◆ **REQUIREMENT**:
The response should consist of every line below, restated exactly, with no pictures.

—————

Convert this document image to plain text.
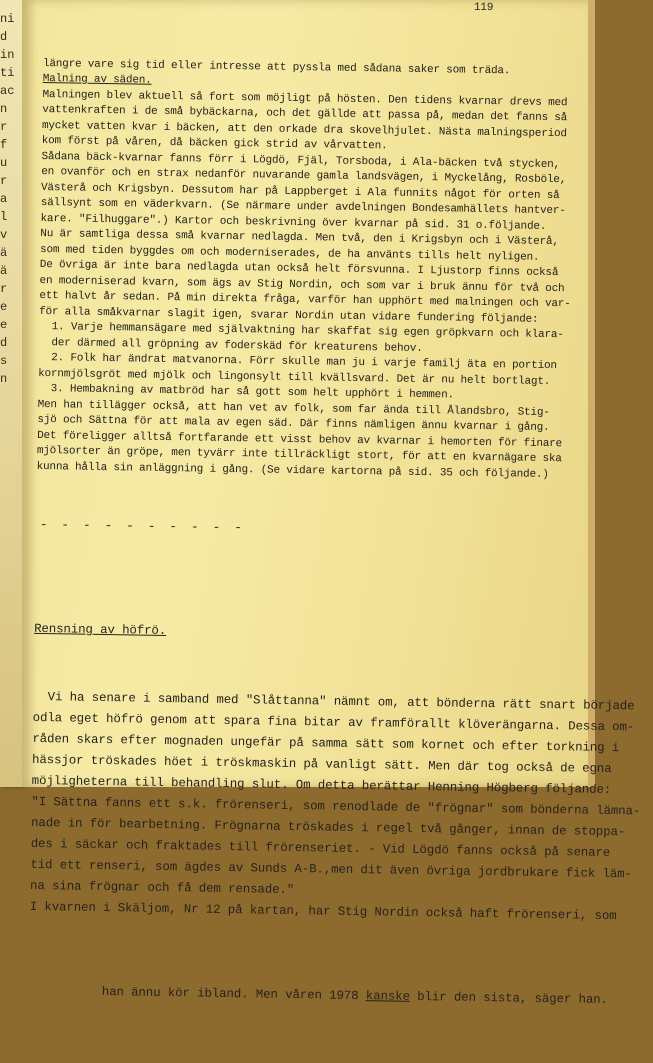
ni
d
in
ti
ac
n
r
f
u
r
a
l
v
ä
ä
r
e
e
d
s
n

119

längre vare sig tid eller intresse att pyssla med sådana saker som träda.
Malning av säden.
Malningen blev aktuell så fort som möjligt på hösten. Den tidens kvarnar drevs med
vattenkraften i de små bybäckarna, och det gällde att passa på, medan det fanns så
mycket vatten kvar i bäcken, att den orkade dra skovelhjulet. Nästa malningsperiod
kom först på våren, då bäcken gick strid av vårvatten.
Sådana bäck-kvarnar fanns förr i Lögdö, Fjäl, Torsboda, i Ala-bäcken två stycken,
en ovanför och en strax nedanför nuvarande gamla landsvägen, i Myckelång, Rosböle,
Västerå och Krigsbyn. Dessutom har på Lappberget i Ala funnits något för orten så
sällsynt som en väderkvarn. (Se närmare under avdelningen Bondesamhällets hantver-
kare. "Filhuggare".) Kartor och beskrivning över kvarnar på sid. 31 o.följande.
Nu är samtliga dessa små kvarnar nedlagda. Men två, den i Krigsbyn och i Västerå,
som med tiden byggdes om och moderniserades, de ha använts tills helt nyligen.
De övriga är inte bara nedlagda utan också helt försvunna. I Ljustorp finns också
en moderniserad kvarn, som ägs av Stig Nordin, och som var i bruk ännu för två och
ett halvt år sedan. På min direkta fråga, varför han upphört med malningen och var-
för alla småkvarnar slagit igen, svarar Nordin utan vidare fundering följande:
1. Varje hemmansägare med självaktning har skaffat sig egen gröpkvarn och klara-
der därmed all gröpning av foderskäd för kreaturens behov.
2. Folk har ändrat matvanorna. Förr skulle man ju i varje familj äta en portion
kornmjölsgröt med mjölk och lingonsylt till kvällsvard. Det är nu helt bortlagt.
3. Hembakning av matbröd har så gott som helt upphört i hemmen.
Men han tillägger också, att han vet av folk, som far ända till Ålandsbro, Stig-
sjö och Sättna för att mala av egen säd. Där finns nämligen ännu kvarnar i gång.
Det föreligger alltså fortfarande ett visst behov av kvarnar i hemorten för finare
mjölsorter än gröpe, men tyvärr inte tillräckligt stort, för att en kvarnägare ska
kunna hålla sin anläggning i gång. (Se vidare kartorna på sid. 35 och följande.)

- - - - - - - - - -

Rensning av höfrö.

Vi ha senare i samband med "Slåttanna" nämnt om, att bönderna rätt snart började
odla eget höfrö genom att spara fina bitar av framförallt klöverängarna. Dessa om-
råden skars efter mognaden ungefär på samma sätt som kornet och efter torkning i
hässjor tröskades höet i tröskmaskin på vanligt sätt. Men där tog också de egna
möjligheterna till behandling slut. Om detta berättar Henning Högberg följande:
"I Sättna fanns ett s.k. frörenseri, som renodlade de "frögnar" som bönderna lämna-
nade in för bearbetning. Frögnarna tröskades i regel två gånger, innan de stoppa-
des i säckar och fraktades till frörenseriet. - Vid Lögdö fanns också på senare
tid ett renseri, som ägdes av Sunds A-B.,men dit även övriga jordbrukare fick läm-
na sina frögnar och få dem rensade."
I kvarnen i Skäljom, Nr 12 på kartan, har Stig Nordin också haft frörenseri, som

han ännu kör ibland. Men våren 1978 kanske blir den sista, säger han.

—————

◆ **YOUR RESPONSE**:
Convert this document image to plain text.
ni
d
in
ti
ac
n
r
f
u
r
a
l
v
ä
ä
r
e
e
d
s
n

119

längre vare sig tid eller intresse att pyssla med sådana saker som träda.
Malning av säden.
Malningen blev aktuell så fort som möjligt på hösten. Den tidens kvarnar drevs med
vattenkraften i de små bybäckarna, och det gällde att passa på, medan det fanns så
mycket vatten kvar i bäcken, att den orkade dra skovelhjulet. Nästa malningsperiod
kom först på våren, då bäcken gick strid av vårvatten.
Sådana bäck-kvarnar fanns förr i Lögdö, Fjäl, Torsboda, i Ala-bäcken två stycken,
en ovanför och en strax nedanför nuvarande gamla landsvägen, i Myckelång, Rosböle,
Västerå och Krigsbyn. Dessutom har på Lappberget i Ala funnits något för orten så
sällsynt som en väderkvarn. (Se närmare under avdelningen Bondesamhällets hantver-
kare. "Filhuggare".) Kartor och beskrivning över kvarnar på sid. 31 o.följande.
Nu är samtliga dessa små kvarnar nedlagda. Men två, den i Krigsbyn och i Västerå,
som med tiden byggdes om och moderniserades, de ha använts tills helt nyligen.
De övriga är inte bara nedlagda utan också helt försvunna. I Ljustorp finns också
en moderniserad kvarn, som ägs av Stig Nordin, och som var i bruk ännu för två och
ett halvt år sedan. På min direkta fråga, varför han upphört med malningen och var-
för alla småkvarnar slagit igen, svarar Nordin utan vidare fundering följande:
1. Varje hemmansägare med självaktning har skaffat sig egen gröpkvarn och klara-
der därmed all gröpning av foderskäd för kreaturens behov.
2. Folk har ändrat matvanorna. Förr skulle man ju i varje familj äta en portion
kornmjölsgröt med mjölk och lingonsylt till kvällsvard. Det är nu helt bortlagt.
3. Hembakning av matbröd har så gott som helt upphört i hemmen.
Men han tillägger också, att han vet av folk, som far ända till Ålandsbro, Stig-
sjö och Sättna för att mala av egen säd. Där finns nämligen ännu kvarnar i gång.
Det föreligger alltså fortfarande ett visst behov av kvarnar i hemorten för finare
mjölsorter än gröpe, men tyvärr inte tillräckligt stort, för att en kvarnägare ska
kunna hålla sin anläggning i gång. (Se vidare kartorna på sid. 35 och följande.)

- - - - - - - - - -

Rensning av höfrö.

Vi ha senare i samband med "Slåttanna" nämnt om, att bönderna rätt snart började
odla eget höfrö genom att spara fina bitar av framförallt klöverängarna. Dessa om-
råden skars efter mognaden ungefär på samma sätt som kornet och efter torkning i
hässjor tröskades höet i tröskmaskin på vanligt sätt. Men där tog också de egna
möjligheterna till behandling slut. Om detta berättar Henning Högberg följande:
"I Sättna fanns ett s.k. frörenseri, som renodlade de "frögnar" som bönderna lämna-
nade in för bearbetning. Frögnarna tröskades i regel två gånger, innan de stoppa-
des i säckar och fraktades till frörenseriet. - Vid Lögdö fanns också på senare
tid ett renseri, som ägdes av Sunds A-B.,men dit även övriga jordbrukare fick läm-
na sina frögnar och få dem rensade."
I kvarnen i Skäljom, Nr 12 på kartan, har Stig Nordin också haft frörenseri, som

han ännu kör ibland. Men våren 1978 kanske blir den sista, säger han.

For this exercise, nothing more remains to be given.